◆ WHAT THE TASK REQUIRES
Retype the complete listing exactly as it appears.

◆ SUPPLIED INFORMATION
★ ★ ★ ★ ★ ★ ★

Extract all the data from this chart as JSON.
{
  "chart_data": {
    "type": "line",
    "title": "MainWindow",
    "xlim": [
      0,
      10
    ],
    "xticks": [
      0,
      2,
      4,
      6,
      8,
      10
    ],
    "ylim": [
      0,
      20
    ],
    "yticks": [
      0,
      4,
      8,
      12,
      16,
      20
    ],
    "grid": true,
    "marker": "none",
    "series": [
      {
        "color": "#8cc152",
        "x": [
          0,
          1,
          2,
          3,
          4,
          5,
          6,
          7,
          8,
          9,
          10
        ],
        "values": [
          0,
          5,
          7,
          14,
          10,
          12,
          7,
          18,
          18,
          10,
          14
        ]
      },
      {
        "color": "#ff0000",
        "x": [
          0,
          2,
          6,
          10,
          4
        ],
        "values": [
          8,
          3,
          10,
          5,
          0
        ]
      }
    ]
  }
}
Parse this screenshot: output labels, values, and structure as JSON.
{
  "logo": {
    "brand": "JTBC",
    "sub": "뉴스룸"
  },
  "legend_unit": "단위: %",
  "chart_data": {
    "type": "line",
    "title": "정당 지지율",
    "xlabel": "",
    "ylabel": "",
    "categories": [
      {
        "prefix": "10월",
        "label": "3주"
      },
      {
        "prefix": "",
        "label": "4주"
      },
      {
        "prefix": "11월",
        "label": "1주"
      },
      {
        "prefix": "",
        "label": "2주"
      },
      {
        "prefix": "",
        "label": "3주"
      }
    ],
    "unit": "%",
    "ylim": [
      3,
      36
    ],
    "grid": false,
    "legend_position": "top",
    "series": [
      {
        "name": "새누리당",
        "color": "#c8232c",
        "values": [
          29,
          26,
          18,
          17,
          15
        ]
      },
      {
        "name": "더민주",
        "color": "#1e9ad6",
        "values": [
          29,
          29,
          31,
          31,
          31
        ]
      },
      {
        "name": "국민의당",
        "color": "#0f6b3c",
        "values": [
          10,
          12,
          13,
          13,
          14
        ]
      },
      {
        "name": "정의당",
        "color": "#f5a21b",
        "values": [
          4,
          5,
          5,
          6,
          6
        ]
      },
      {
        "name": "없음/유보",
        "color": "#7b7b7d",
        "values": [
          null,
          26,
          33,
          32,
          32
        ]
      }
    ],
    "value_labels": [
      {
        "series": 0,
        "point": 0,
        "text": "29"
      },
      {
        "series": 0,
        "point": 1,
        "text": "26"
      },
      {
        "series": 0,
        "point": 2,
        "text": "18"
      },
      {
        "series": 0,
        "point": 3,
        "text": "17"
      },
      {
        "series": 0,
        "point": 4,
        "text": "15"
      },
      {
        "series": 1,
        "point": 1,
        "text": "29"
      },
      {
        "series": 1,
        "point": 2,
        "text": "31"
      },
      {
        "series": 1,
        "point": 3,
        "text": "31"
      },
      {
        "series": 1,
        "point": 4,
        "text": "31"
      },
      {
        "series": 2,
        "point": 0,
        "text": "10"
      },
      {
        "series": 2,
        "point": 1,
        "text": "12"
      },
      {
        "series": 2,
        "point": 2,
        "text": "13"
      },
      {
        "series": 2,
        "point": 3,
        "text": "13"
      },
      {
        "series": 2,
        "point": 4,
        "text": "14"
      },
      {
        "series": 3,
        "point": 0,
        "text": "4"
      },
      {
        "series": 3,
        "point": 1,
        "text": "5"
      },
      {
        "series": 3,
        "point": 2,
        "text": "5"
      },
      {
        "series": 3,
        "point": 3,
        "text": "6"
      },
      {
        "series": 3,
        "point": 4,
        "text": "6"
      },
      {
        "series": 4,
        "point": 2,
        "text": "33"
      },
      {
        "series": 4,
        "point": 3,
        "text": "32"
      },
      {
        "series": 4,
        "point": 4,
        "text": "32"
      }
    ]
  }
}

★ ★ ★ ★ ★ ★ ★

◆ FINAL RESULT
Extract all the data from this chart as JSON.
{
  "chart_data": {
    "type": "line",
    "title": "MainWindow",
    "xlim": [
      0,
      10
    ],
    "xticks": [
      0,
      2,
      4,
      6,
      8,
      10
    ],
    "ylim": [
      0,
      20
    ],
    "yticks": [
      0,
      4,
      8,
      12,
      16,
      20
    ],
    "grid": true,
    "marker": "none",
    "series": [
      {
        "color": "#8cc152",
        "x": [
          0,
          1,
          2,
          3,
          4,
          5,
          6,
          7,
          8,
          9,
          10
        ],
        "values": [
          0,
          5,
          7,
          14,
          10,
          12,
          7,
          18,
          18,
          10,
          14
        ]
      },
      {
        "color": "#ff0000",
        "x": [
          0,
          2,
          6,
          10,
          4
        ],
        "values": [
          8,
          3,
          10,
          5,
          0
        ]
      }
    ]
  }
}
Parse this screenshot: output labels, values, and structure as JSON.
{
  "logo": {
    "brand": "JTBC",
    "sub": "뉴스룸"
  },
  "legend_unit": "단위: %",
  "chart_data": {
    "type": "line",
    "title": "정당 지지율",
    "xlabel": "",
    "ylabel": "",
    "categories": [
      {
        "prefix": "10월",
        "label": "3주"
      },
      {
        "prefix": "",
        "label": "4주"
      },
      {
        "prefix": "11월",
        "label": "1주"
      },
      {
        "prefix": "",
        "label": "2주"
      },
      {
        "prefix": "",
        "label": "3주"
      }
    ],
    "unit": "%",
    "ylim": [
      3,
      36
    ],
    "grid": false,
    "legend_position": "top",
    "series": [
      {
        "name": "새누리당",
        "color": "#c8232c",
        "values": [
          29,
          26,
          18,
          17,
          15
        ]
      },
      {
        "name": "더민주",
        "color": "#1e9ad6",
        "values": [
          29,
          29,
          31,
          31,
          31
        ]
      },
      {
        "name": "국민의당",
        "color": "#0f6b3c",
        "values": [
          10,
          12,
          13,
          13,
          14
        ]
      },
      {
        "name": "정의당",
        "color": "#f5a21b",
        "values": [
          4,
          5,
          5,
          6,
          6
        ]
      },
      {
        "name": "없음/유보",
        "color": "#7b7b7d",
        "values": [
          null,
          26,
          33,
          32,
          32
        ]
      }
    ],
    "value_labels": [
      {
        "series": 0,
        "point": 0,
        "text": "29"
      },
      {
        "series": 0,
        "point": 1,
        "text": "26"
      },
      {
        "series": 0,
        "point": 2,
        "text": "18"
      },
      {
        "series": 0,
        "point": 3,
        "text": "17"
      },
      {
        "series": 0,
        "point": 4,
        "text": "15"
      },
      {
        "series": 1,
        "point": 1,
        "text": "29"
      },
      {
        "series": 1,
        "point": 2,
        "text": "31"
      },
      {
        "series": 1,
        "point": 3,
        "text": "31"
      },
      {
        "series": 1,
        "point": 4,
        "text": "31"
      },
      {
        "series": 2,
        "point": 0,
        "text": "10"
      },
      {
        "series": 2,
        "point": 1,
        "text": "12"
      },
      {
        "series": 2,
        "point": 2,
        "text": "13"
      },
      {
        "series": 2,
        "point": 3,
        "text": "13"
      },
      {
        "series": 2,
        "point": 4,
        "text": "14"
      },
      {
        "series": 3,
        "point": 0,
        "text": "4"
      },
      {
        "series": 3,
        "point": 1,
        "text": "5"
      },
      {
        "series": 3,
        "point": 2,
        "text": "5"
      },
      {
        "series": 3,
        "point": 3,
        "text": "6"
      },
      {
        "series": 3,
        "point": 4,
        "text": "6"
      },
      {
        "series": 4,
        "point": 2,
        "text": "33"
      },
      {
        "series": 4,
        "point": 3,
        "text": "32"
      },
      {
        "series": 4,
        "point": 4,
        "text": "32"
      }
    ]
  }
}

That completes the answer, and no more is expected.